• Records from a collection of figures
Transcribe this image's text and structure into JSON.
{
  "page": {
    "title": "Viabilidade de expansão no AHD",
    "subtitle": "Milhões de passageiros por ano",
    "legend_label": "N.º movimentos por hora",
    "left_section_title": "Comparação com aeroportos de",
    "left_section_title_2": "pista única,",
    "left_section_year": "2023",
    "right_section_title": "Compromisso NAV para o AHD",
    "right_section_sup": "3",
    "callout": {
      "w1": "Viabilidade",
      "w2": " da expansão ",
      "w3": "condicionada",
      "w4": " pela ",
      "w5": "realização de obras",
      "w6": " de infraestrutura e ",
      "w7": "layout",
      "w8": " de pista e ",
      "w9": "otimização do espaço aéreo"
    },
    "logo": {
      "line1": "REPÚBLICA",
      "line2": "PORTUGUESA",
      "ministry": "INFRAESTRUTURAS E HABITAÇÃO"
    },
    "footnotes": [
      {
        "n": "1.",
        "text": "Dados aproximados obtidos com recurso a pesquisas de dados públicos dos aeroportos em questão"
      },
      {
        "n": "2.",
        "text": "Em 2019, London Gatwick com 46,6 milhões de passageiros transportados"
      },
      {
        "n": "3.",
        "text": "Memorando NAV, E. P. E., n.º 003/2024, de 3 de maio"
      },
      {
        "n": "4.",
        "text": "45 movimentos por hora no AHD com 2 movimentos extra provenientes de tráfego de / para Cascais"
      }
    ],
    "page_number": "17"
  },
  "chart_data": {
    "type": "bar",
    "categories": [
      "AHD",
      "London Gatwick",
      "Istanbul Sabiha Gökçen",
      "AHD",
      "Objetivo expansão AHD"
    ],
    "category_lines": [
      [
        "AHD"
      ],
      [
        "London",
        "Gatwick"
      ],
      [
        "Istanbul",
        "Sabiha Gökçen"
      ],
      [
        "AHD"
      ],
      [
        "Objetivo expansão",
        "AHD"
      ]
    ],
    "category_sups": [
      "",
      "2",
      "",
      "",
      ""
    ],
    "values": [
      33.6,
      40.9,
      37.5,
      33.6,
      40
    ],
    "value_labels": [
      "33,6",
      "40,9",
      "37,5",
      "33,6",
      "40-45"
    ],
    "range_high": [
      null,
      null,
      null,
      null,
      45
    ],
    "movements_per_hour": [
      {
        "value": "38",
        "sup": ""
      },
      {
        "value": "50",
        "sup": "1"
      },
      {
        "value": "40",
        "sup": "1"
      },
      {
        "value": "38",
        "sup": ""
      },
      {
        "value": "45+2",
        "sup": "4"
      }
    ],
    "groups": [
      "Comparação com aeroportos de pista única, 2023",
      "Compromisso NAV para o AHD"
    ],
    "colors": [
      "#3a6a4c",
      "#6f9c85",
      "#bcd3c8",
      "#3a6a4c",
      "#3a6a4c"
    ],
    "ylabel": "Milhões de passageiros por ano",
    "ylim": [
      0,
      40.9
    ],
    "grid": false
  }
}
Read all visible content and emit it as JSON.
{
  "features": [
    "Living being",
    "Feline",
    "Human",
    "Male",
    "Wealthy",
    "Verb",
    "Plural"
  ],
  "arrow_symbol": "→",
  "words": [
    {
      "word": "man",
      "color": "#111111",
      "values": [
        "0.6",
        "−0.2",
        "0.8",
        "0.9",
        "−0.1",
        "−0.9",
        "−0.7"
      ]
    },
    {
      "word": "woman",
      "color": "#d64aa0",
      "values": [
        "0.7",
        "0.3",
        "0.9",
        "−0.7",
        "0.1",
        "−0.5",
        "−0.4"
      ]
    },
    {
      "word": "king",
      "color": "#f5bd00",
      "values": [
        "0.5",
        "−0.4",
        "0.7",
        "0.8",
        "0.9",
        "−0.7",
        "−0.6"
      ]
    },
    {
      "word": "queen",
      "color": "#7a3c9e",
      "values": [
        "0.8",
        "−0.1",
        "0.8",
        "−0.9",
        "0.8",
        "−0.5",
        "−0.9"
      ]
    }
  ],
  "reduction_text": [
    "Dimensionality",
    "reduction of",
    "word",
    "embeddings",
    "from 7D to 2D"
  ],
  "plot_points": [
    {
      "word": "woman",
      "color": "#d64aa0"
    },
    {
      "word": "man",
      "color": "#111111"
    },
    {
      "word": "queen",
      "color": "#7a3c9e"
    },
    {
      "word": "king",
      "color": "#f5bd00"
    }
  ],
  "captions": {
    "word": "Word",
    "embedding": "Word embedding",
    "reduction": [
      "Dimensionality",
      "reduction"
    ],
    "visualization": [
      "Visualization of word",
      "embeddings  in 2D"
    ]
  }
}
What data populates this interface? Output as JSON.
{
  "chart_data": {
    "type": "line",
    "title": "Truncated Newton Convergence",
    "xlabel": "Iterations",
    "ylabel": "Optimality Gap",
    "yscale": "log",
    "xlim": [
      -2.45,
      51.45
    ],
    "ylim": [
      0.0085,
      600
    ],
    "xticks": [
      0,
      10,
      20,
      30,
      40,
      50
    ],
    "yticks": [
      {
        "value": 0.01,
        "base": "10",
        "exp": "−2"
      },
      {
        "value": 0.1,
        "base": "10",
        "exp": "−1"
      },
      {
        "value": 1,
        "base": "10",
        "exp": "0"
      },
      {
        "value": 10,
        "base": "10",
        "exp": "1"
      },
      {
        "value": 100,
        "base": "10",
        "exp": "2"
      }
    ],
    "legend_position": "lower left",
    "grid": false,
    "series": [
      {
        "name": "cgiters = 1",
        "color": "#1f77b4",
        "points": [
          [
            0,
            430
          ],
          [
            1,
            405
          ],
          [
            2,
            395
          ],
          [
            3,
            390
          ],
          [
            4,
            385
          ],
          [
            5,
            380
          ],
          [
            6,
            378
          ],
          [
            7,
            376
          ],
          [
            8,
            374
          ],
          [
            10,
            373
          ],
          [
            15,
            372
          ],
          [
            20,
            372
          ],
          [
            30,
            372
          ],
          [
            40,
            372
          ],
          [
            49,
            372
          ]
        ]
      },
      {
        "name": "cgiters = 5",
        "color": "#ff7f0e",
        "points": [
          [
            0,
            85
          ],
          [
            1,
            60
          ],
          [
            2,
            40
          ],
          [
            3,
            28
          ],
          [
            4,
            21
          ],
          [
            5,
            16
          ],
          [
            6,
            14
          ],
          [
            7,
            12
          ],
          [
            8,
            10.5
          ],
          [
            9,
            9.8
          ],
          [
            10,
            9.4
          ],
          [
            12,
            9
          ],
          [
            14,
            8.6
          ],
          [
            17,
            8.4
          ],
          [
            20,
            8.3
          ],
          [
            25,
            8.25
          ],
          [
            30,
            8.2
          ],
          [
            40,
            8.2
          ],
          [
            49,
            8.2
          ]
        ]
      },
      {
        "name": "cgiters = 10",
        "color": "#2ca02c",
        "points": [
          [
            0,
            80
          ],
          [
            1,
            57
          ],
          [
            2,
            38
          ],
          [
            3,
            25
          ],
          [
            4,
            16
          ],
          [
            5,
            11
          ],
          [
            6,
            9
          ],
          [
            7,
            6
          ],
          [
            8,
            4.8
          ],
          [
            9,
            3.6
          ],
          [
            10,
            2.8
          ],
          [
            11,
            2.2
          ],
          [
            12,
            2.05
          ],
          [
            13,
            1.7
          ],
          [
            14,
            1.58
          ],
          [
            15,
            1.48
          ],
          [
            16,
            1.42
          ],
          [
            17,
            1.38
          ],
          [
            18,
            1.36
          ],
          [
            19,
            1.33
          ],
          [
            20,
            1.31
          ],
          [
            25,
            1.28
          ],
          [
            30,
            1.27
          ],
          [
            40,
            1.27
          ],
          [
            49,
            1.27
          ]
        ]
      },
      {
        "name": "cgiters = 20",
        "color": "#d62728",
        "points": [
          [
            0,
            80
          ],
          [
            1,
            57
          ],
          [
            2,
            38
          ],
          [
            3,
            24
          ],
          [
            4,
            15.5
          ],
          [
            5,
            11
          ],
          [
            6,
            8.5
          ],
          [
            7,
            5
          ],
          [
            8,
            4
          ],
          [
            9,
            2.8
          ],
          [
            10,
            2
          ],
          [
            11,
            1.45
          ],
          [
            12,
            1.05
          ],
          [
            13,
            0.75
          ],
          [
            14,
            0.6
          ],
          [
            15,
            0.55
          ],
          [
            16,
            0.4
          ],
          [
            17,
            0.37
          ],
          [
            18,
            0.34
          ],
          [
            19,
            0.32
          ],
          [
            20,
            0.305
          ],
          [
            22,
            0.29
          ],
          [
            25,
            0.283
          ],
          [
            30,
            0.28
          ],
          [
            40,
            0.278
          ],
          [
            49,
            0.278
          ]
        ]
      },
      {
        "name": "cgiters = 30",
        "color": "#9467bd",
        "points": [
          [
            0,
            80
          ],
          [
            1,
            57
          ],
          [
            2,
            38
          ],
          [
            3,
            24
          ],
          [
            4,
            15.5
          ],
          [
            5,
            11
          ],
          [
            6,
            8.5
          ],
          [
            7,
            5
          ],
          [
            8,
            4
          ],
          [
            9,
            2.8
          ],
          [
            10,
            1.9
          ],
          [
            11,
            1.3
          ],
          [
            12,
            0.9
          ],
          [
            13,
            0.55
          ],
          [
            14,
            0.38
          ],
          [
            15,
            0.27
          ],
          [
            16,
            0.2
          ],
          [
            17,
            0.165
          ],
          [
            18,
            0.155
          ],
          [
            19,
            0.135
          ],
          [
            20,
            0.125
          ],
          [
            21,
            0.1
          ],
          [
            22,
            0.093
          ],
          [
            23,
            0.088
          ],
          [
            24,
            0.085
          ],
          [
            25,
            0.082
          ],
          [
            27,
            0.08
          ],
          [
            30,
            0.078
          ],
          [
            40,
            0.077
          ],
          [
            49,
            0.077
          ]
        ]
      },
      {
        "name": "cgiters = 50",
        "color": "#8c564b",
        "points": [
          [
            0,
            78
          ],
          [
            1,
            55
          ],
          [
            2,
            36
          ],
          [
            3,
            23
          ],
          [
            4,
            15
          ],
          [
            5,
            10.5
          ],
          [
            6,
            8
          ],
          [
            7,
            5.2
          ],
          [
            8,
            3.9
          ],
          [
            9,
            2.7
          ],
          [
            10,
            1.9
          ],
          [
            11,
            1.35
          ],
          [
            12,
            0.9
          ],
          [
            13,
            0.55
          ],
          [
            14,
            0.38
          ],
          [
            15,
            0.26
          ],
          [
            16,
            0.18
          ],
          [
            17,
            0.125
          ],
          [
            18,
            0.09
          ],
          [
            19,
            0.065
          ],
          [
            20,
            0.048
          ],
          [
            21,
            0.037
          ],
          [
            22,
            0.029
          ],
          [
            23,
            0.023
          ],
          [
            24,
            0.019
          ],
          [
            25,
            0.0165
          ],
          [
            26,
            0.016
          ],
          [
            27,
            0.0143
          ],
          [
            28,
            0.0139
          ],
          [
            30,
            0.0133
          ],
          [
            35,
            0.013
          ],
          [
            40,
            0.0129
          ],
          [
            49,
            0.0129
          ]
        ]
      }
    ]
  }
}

• EXERCISE INSTRUCTIONS
Copy each line above that contains the word "pista".

• WRITTEN ANSWER
    "left_section_title_2": "pista única,",
      "w8": " de pista e ",
      "Comparação com aeroportos de pista única, 2023",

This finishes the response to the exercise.